Saved entries:
========================================================================
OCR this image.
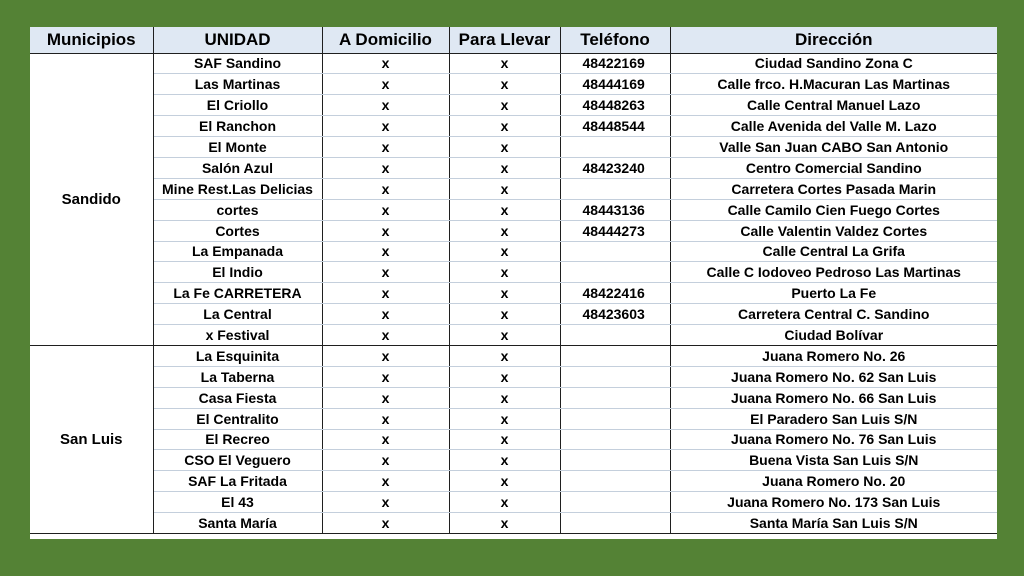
Municipios	UNIDAD	A Domicilio	Para Llevar	Teléfono	Dirección
Sandido	SAF Sandino	x	x	48422169	Ciudad Sandino Zona C
	Las Martinas	x	x	48444169	Calle frco. H.Macuran Las Martinas
	El Criollo	x	x	48448263	Calle Central Manuel Lazo
	El Ranchon	x	x	48448544	Calle Avenida del Valle M. Lazo
	El Monte	x	x		Valle San Juan CABO San Antonio
	Salón Azul	x	x	48423240	Centro Comercial Sandino
	Mine Rest.Las Delicias	x	x		Carretera Cortes Pasada Marin
	cortes	x	x	48443136	Calle Camilo Cien Fuego Cortes
	Cortes	x	x	48444273	Calle Valentin Valdez Cortes
	La Empanada	x	x		Calle Central La Grifa
	El Indio	x	x		Calle C Iodoveo Pedroso Las Martinas
	La Fe CARRETERA	x	x	48422416	Puerto La Fe
	La Central	x	x	48423603	Carretera Central C. Sandino
	x Festival	x	x		Ciudad Bolívar
San Luis	La Esquinita	x	x		Juana Romero No. 26
	La Taberna	x	x		Juana Romero No. 62 San Luis
	Casa Fiesta	x	x		Juana Romero No. 66 San Luis
	El Centralito	x	x		El Paradero San Luis S/N
	El Recreo	x	x		Juana Romero No. 76 San Luis
	CSO El Veguero	x	x		Buena Vista San Luis S/N
	SAF La Fritada	x	x		Juana Romero No. 20
	El 43	x	x		Juana Romero No. 173 San Luis
	Santa María	x	x		Santa María San Luis S/N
========================================================================
Leave out the pictures and give the listing above again exactly.

§ Full solution:
OCR this image.
Municipios	UNIDAD	A Domicilio	Para Llevar	Teléfono	Dirección
Sandido	SAF Sandino	x	x	48422169	Ciudad Sandino Zona C
	Las Martinas	x	x	48444169	Calle frco. H.Macuran Las Martinas
	El Criollo	x	x	48448263	Calle Central Manuel Lazo
	El Ranchon	x	x	48448544	Calle Avenida del Valle M. Lazo
	El Monte	x	x		Valle San Juan CABO San Antonio
	Salón Azul	x	x	48423240	Centro Comercial Sandino
	Mine Rest.Las Delicias	x	x		Carretera Cortes Pasada Marin
	cortes	x	x	48443136	Calle Camilo Cien Fuego Cortes
	Cortes	x	x	48444273	Calle Valentin Valdez Cortes
	La Empanada	x	x		Calle Central La Grifa
	El Indio	x	x		Calle C Iodoveo Pedroso Las Martinas
	La Fe CARRETERA	x	x	48422416	Puerto La Fe
	La Central	x	x	48423603	Carretera Central C. Sandino
	x Festival	x	x		Ciudad Bolívar
San Luis	La Esquinita	x	x		Juana Romero No. 26
	La Taberna	x	x		Juana Romero No. 62 San Luis
	Casa Fiesta	x	x		Juana Romero No. 66 San Luis
	El Centralito	x	x		El Paradero San Luis S/N
	El Recreo	x	x		Juana Romero No. 76 San Luis
	CSO El Veguero	x	x		Buena Vista San Luis S/N
	SAF La Fritada	x	x		Juana Romero No. 20
	El 43	x	x		Juana Romero No. 173 San Luis
	Santa María	x	x		Santa María San Luis S/N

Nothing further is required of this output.